[DATA RECORDS]
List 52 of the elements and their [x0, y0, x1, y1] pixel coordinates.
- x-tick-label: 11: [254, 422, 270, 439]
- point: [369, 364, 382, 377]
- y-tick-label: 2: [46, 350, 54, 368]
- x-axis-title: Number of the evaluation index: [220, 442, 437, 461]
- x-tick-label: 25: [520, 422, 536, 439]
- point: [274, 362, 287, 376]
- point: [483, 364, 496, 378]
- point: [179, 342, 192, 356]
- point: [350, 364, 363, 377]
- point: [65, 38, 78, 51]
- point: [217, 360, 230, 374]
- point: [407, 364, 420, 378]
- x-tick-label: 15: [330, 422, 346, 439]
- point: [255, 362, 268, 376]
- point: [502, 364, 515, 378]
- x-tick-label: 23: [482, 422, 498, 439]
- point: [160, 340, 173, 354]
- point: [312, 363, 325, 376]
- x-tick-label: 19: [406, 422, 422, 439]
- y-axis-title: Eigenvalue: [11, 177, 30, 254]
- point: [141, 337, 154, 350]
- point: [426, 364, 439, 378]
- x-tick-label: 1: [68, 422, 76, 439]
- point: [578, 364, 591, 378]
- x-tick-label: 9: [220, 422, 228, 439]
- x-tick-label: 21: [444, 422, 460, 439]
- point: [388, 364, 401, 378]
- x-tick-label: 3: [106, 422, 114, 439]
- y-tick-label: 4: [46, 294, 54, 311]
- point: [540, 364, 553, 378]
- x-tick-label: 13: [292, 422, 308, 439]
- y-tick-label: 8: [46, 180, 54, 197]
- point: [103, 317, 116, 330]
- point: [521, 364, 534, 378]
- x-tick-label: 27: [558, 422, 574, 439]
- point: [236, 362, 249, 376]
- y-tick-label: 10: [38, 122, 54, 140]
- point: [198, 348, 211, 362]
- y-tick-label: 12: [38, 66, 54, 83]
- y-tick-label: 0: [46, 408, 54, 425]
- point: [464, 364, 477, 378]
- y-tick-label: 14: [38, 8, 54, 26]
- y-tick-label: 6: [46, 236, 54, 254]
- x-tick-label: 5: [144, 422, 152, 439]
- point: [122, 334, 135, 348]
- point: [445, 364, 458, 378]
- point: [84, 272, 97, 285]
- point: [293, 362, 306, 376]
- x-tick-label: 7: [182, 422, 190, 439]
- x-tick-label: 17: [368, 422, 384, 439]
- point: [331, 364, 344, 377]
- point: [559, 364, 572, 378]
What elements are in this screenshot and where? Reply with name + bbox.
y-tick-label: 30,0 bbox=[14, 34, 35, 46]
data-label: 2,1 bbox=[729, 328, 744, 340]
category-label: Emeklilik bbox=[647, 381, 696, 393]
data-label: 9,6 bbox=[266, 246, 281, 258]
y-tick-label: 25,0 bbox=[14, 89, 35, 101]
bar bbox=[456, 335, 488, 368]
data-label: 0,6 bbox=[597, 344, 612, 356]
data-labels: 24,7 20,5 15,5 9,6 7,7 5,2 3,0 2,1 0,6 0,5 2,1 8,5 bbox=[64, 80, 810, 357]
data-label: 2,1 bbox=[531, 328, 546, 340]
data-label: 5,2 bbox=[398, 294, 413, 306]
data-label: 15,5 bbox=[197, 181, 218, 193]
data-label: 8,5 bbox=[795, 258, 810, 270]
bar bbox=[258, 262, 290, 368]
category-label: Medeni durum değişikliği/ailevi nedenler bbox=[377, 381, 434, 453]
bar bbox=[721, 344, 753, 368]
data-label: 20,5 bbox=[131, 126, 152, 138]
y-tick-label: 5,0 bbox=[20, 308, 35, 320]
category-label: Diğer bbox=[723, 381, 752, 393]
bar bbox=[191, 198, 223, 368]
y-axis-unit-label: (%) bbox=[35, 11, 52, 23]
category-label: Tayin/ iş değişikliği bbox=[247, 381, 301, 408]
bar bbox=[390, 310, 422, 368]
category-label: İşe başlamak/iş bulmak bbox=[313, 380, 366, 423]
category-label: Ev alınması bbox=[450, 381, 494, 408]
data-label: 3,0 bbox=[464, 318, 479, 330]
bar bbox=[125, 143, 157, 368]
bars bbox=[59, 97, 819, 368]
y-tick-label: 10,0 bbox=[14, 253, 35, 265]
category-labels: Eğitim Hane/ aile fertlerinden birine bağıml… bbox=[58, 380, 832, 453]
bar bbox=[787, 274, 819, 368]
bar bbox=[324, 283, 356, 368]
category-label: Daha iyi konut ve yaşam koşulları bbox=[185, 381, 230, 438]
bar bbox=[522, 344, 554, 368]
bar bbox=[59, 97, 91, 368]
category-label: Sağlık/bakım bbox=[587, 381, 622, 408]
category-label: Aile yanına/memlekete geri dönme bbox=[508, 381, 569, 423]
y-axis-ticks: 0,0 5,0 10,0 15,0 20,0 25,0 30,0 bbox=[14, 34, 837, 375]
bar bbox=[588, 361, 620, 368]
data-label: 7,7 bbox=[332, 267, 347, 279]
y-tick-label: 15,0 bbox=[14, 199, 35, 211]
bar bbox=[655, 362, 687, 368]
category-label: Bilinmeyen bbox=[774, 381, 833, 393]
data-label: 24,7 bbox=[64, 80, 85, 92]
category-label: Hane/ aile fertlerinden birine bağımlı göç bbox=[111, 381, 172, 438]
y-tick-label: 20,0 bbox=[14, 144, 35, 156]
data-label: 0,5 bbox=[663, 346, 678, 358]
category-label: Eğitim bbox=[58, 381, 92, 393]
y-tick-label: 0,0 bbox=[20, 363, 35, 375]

[EXERCISE PROMPT] Update the data above by replacing each occurrence of "y-tick-label" with "y-axis-label". Leave every other line and character unchanged.

[RESULT]
List 52 of the elements and their [x0, y0, x1, y1] pixel coordinates.
- x-tick-label: 11: [254, 422, 270, 439]
- point: [369, 364, 382, 377]
- y-axis-label: 2: [46, 350, 54, 368]
- x-axis-title: Number of the evaluation index: [220, 442, 437, 461]
- x-tick-label: 25: [520, 422, 536, 439]
- point: [274, 362, 287, 376]
- point: [483, 364, 496, 378]
- point: [179, 342, 192, 356]
- point: [350, 364, 363, 377]
- point: [65, 38, 78, 51]
- point: [217, 360, 230, 374]
- point: [407, 364, 420, 378]
- x-tick-label: 15: [330, 422, 346, 439]
- point: [255, 362, 268, 376]
- point: [502, 364, 515, 378]
- x-tick-label: 23: [482, 422, 498, 439]
- point: [160, 340, 173, 354]
- point: [312, 363, 325, 376]
- x-tick-label: 19: [406, 422, 422, 439]
- y-axis-title: Eigenvalue: [11, 177, 30, 254]
- point: [141, 337, 154, 350]
- point: [426, 364, 439, 378]
- x-tick-label: 1: [68, 422, 76, 439]
- point: [578, 364, 591, 378]
- x-tick-label: 9: [220, 422, 228, 439]
- x-tick-label: 21: [444, 422, 460, 439]
- point: [388, 364, 401, 378]
- x-tick-label: 3: [106, 422, 114, 439]
- y-axis-label: 4: [46, 294, 54, 311]
- point: [540, 364, 553, 378]
- x-tick-label: 13: [292, 422, 308, 439]
- y-axis-label: 8: [46, 180, 54, 197]
- point: [103, 317, 116, 330]
- point: [521, 364, 534, 378]
- x-tick-label: 27: [558, 422, 574, 439]
- point: [236, 362, 249, 376]
- y-axis-label: 10: [38, 122, 54, 140]
- point: [198, 348, 211, 362]
- y-axis-label: 12: [38, 66, 54, 83]
- y-axis-label: 0: [46, 408, 54, 425]
- point: [464, 364, 477, 378]
- y-axis-label: 14: [38, 8, 54, 26]
- y-axis-label: 6: [46, 236, 54, 254]
- x-tick-label: 5: [144, 422, 152, 439]
- point: [122, 334, 135, 348]
- point: [445, 364, 458, 378]
- point: [84, 272, 97, 285]
- point: [293, 362, 306, 376]
- x-tick-label: 7: [182, 422, 190, 439]
- x-tick-label: 17: [368, 422, 384, 439]
- point: [331, 364, 344, 377]
- point: [559, 364, 572, 378]
What elements are in this screenshot and where? Reply with name + bbox.
y-axis-label: 30,0 bbox=[14, 34, 35, 46]
data-label: 2,1 bbox=[729, 328, 744, 340]
category-label: Emeklilik bbox=[647, 381, 696, 393]
data-label: 9,6 bbox=[266, 246, 281, 258]
y-axis-label: 25,0 bbox=[14, 89, 35, 101]
bar bbox=[456, 335, 488, 368]
data-label: 0,6 bbox=[597, 344, 612, 356]
data-labels: 24,7 20,5 15,5 9,6 7,7 5,2 3,0 2,1 0,6 0,5 2,1 8,5 bbox=[64, 80, 810, 357]
data-label: 2,1 bbox=[531, 328, 546, 340]
data-label: 5,2 bbox=[398, 294, 413, 306]
data-label: 15,5 bbox=[197, 181, 218, 193]
data-label: 8,5 bbox=[795, 258, 810, 270]
bar bbox=[258, 262, 290, 368]
category-label: Medeni durum değişikliği/ailevi nedenler bbox=[377, 381, 434, 453]
bar bbox=[721, 344, 753, 368]
data-label: 20,5 bbox=[131, 126, 152, 138]
y-axis-label: 5,0 bbox=[20, 308, 35, 320]
category-label: Diğer bbox=[723, 381, 752, 393]
bar bbox=[191, 198, 223, 368]
y-axis-unit-label: (%) bbox=[35, 11, 52, 23]
category-label: Tayin/ iş değişikliği bbox=[247, 381, 301, 408]
bar bbox=[390, 310, 422, 368]
category-label: İşe başlamak/iş bulmak bbox=[313, 380, 366, 423]
category-label: Ev alınması bbox=[450, 381, 494, 408]
data-label: 3,0 bbox=[464, 318, 479, 330]
bar bbox=[125, 143, 157, 368]
bars bbox=[59, 97, 819, 368]
y-axis-label: 10,0 bbox=[14, 253, 35, 265]
category-labels: Eğitim Hane/ aile fertlerinden birine bağıml… bbox=[58, 380, 832, 453]
bar bbox=[787, 274, 819, 368]
bar bbox=[324, 283, 356, 368]
category-label: Daha iyi konut ve yaşam koşulları bbox=[185, 381, 230, 438]
bar bbox=[522, 344, 554, 368]
bar bbox=[59, 97, 91, 368]
category-label: Sağlık/bakım bbox=[587, 381, 622, 408]
category-label: Aile yanına/memlekete geri dönme bbox=[508, 381, 569, 423]
y-axis-ticks: 0,0 5,0 10,0 15,0 20,0 25,0 30,0 bbox=[14, 34, 837, 375]
bar bbox=[588, 361, 620, 368]
data-label: 7,7 bbox=[332, 267, 347, 279]
y-axis-label: 15,0 bbox=[14, 199, 35, 211]
bar bbox=[655, 362, 687, 368]
category-label: Bilinmeyen bbox=[774, 381, 833, 393]
data-label: 24,7 bbox=[64, 80, 85, 92]
category-label: Hane/ aile fertlerinden birine bağımlı göç bbox=[111, 381, 172, 438]
y-axis-label: 20,0 bbox=[14, 144, 35, 156]
data-label: 0,5 bbox=[663, 346, 678, 358]
category-label: Eğitim bbox=[58, 381, 92, 393]
y-axis-label: 0,0 bbox=[20, 363, 35, 375]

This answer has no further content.